**STORED DATA:**

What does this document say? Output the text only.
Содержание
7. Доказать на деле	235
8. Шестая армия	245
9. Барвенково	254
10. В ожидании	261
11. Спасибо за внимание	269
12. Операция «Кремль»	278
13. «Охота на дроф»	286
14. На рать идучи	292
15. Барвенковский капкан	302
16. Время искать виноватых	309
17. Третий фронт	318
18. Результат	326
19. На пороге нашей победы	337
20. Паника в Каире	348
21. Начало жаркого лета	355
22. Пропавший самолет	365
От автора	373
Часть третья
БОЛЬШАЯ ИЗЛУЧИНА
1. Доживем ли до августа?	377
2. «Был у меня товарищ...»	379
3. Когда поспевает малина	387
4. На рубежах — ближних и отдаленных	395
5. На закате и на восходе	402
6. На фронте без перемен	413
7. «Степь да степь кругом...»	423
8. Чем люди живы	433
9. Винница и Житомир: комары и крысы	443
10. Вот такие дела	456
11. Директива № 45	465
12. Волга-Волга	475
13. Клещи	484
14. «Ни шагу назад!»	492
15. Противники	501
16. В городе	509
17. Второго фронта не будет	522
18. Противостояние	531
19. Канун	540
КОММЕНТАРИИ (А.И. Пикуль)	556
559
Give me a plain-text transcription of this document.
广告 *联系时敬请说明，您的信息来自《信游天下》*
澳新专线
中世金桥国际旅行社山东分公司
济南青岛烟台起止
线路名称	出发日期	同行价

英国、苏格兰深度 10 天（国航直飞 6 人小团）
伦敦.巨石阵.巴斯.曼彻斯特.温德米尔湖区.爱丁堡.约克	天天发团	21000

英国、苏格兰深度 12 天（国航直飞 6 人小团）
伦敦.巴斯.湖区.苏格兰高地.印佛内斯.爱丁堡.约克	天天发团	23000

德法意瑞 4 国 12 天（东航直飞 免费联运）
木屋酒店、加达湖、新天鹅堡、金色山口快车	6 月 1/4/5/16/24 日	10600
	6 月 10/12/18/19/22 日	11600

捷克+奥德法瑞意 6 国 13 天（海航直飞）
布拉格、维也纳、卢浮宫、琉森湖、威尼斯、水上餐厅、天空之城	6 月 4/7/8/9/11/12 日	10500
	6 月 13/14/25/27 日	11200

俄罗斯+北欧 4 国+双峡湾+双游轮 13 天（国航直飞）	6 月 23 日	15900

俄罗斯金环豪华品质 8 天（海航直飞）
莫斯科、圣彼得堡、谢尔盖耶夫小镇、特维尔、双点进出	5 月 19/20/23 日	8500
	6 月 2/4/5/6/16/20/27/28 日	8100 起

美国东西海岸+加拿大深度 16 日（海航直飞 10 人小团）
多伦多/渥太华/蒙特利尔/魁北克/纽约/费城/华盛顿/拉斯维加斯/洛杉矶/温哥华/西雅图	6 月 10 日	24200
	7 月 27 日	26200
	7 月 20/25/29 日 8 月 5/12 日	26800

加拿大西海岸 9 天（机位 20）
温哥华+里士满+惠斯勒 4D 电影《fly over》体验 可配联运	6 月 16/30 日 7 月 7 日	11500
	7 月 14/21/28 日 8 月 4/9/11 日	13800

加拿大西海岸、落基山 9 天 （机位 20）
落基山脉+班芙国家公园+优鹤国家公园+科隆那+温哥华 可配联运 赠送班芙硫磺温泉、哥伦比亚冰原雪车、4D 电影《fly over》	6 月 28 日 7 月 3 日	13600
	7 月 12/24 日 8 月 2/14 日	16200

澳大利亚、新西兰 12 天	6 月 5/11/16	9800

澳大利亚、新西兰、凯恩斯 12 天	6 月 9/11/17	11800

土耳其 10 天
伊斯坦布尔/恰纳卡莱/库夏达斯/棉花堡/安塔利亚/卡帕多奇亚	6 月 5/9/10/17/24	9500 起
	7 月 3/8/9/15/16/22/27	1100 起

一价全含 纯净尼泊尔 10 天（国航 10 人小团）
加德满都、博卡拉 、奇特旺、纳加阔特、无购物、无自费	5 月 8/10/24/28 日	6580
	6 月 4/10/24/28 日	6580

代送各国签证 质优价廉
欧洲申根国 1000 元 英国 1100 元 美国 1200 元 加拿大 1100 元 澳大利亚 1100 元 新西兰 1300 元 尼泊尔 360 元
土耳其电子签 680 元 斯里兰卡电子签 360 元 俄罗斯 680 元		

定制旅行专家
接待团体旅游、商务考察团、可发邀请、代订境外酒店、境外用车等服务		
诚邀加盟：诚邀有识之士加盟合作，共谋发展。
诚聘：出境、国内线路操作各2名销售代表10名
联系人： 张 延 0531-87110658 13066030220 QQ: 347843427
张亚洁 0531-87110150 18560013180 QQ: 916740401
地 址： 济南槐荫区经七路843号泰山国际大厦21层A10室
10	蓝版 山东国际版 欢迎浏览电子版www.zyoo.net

**WHAT YOU WILL DO:**
Copy out every line of the data that includes "text".

**RESPONSE:**
What does this document say? Output the text only.
Give me a plain-text transcription of this document.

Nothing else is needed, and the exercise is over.